What to produce:
Quote the entries from the line containing "staticText: Disable animations" through the line containing "274, 444, 308]", both included, reproducing each one without any change.

Material for the task:
+--
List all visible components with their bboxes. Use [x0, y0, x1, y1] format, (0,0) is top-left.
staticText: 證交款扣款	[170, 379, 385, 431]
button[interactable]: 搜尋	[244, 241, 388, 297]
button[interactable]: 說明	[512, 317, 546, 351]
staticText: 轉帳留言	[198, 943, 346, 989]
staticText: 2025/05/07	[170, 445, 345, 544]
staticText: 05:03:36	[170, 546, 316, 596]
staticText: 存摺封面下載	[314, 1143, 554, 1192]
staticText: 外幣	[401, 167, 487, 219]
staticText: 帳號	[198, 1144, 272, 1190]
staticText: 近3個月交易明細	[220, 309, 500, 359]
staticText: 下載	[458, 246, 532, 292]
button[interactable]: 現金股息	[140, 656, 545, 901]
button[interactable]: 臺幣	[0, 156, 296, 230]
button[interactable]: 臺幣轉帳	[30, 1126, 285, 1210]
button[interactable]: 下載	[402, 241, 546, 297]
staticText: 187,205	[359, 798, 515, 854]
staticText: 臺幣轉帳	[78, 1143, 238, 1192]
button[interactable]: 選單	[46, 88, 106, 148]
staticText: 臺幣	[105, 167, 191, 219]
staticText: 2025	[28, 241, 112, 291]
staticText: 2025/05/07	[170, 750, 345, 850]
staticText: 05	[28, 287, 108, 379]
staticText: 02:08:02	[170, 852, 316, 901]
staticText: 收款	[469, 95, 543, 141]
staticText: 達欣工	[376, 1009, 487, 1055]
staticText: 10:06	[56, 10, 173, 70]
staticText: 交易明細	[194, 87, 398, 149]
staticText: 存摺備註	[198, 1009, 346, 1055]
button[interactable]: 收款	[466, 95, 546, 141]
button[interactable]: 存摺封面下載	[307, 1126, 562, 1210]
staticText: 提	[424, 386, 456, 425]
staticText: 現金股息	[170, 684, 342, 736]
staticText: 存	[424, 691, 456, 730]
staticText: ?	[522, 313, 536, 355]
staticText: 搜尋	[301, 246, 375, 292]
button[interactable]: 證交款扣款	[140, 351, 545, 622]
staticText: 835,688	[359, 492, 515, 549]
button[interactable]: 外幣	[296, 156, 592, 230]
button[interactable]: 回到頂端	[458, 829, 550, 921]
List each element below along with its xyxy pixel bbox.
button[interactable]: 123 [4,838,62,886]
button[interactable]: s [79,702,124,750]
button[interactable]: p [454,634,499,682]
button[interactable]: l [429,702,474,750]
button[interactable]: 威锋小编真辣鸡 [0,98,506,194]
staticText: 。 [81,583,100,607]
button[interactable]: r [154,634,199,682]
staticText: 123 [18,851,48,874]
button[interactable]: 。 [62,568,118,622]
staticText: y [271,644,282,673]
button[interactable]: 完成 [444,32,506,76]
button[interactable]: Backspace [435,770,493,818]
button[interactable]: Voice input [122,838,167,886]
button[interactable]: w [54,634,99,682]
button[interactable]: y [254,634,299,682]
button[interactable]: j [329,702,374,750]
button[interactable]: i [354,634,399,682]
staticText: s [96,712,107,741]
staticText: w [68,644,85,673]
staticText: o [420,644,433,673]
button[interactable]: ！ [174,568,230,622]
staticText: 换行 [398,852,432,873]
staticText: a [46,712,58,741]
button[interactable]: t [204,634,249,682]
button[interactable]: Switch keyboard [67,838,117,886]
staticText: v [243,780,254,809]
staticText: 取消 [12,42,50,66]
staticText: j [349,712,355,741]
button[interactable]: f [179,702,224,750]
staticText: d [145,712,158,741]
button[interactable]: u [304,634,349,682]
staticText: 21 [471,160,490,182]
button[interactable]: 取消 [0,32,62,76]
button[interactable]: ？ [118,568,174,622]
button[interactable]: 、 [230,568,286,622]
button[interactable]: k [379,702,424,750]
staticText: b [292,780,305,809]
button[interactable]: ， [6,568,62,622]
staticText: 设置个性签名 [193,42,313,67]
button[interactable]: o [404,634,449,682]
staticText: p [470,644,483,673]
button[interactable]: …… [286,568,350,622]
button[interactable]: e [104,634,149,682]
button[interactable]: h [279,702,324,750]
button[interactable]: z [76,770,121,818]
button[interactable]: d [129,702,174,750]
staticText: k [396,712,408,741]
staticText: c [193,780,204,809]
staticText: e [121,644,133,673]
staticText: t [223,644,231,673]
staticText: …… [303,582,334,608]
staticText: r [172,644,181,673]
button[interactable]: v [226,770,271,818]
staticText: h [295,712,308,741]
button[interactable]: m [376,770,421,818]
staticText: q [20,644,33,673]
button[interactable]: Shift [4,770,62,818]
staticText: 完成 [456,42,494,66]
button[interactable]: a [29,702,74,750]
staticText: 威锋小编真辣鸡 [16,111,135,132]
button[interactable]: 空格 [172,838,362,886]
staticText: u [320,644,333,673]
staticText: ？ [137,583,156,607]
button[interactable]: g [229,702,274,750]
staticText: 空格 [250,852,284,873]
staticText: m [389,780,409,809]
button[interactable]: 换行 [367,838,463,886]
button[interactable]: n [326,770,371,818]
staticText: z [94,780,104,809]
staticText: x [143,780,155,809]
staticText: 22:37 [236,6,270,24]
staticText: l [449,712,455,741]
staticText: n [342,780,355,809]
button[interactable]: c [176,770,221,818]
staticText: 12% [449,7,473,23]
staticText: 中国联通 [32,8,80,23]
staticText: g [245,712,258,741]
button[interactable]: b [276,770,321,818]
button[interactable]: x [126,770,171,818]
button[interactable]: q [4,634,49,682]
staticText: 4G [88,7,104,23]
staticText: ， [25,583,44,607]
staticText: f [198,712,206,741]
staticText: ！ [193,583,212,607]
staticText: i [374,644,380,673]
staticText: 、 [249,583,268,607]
+--
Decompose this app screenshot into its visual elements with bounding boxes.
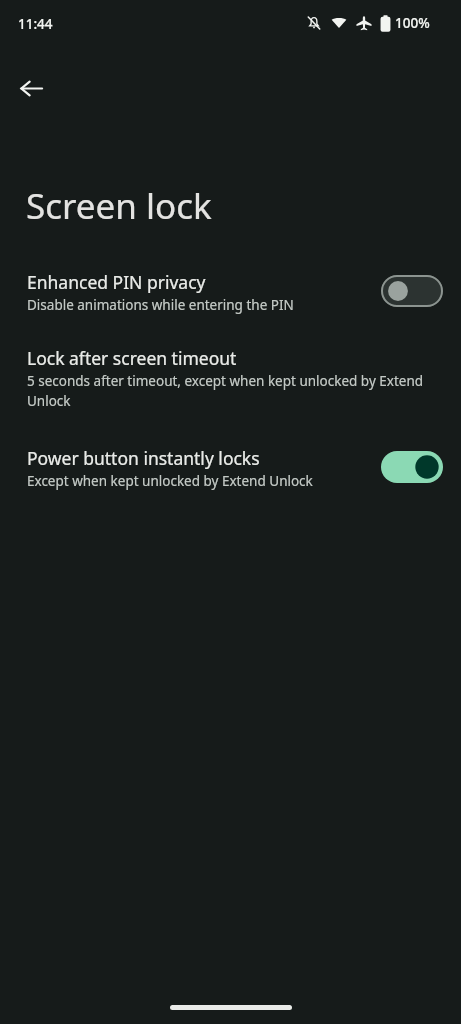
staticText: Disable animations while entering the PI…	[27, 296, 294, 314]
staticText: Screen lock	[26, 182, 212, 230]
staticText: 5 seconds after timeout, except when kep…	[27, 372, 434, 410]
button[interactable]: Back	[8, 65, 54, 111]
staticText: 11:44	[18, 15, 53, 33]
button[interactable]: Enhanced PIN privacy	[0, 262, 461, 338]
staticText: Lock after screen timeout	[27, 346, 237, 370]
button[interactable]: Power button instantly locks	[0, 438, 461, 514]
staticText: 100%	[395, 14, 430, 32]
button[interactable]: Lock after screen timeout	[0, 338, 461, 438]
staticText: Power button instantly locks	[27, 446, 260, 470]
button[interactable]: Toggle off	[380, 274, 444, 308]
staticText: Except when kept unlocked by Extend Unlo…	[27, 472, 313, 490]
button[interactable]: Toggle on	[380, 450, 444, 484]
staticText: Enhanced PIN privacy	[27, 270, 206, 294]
+--
Correct result:
staticText: Disable animations while entering the PI…	[27, 296, 294, 314]
staticText: Screen lock	[26, 182, 212, 230]
staticText: 5 seconds after timeout, except when kep…	[27, 372, 434, 410]
button[interactable]: Back	[8, 65, 54, 111]
staticText: 11:44	[18, 15, 53, 33]
button[interactable]: Enhanced PIN privacy	[0, 262, 461, 338]
staticText: Lock after screen timeout	[27, 346, 237, 370]
button[interactable]: Power button instantly locks	[0, 438, 461, 514]
staticText: 100%	[395, 14, 430, 32]
button[interactable]: Lock after screen timeout	[0, 338, 461, 438]
staticText: Power button instantly locks	[27, 446, 260, 470]
button[interactable]: Toggle off	[380, 274, 444, 308]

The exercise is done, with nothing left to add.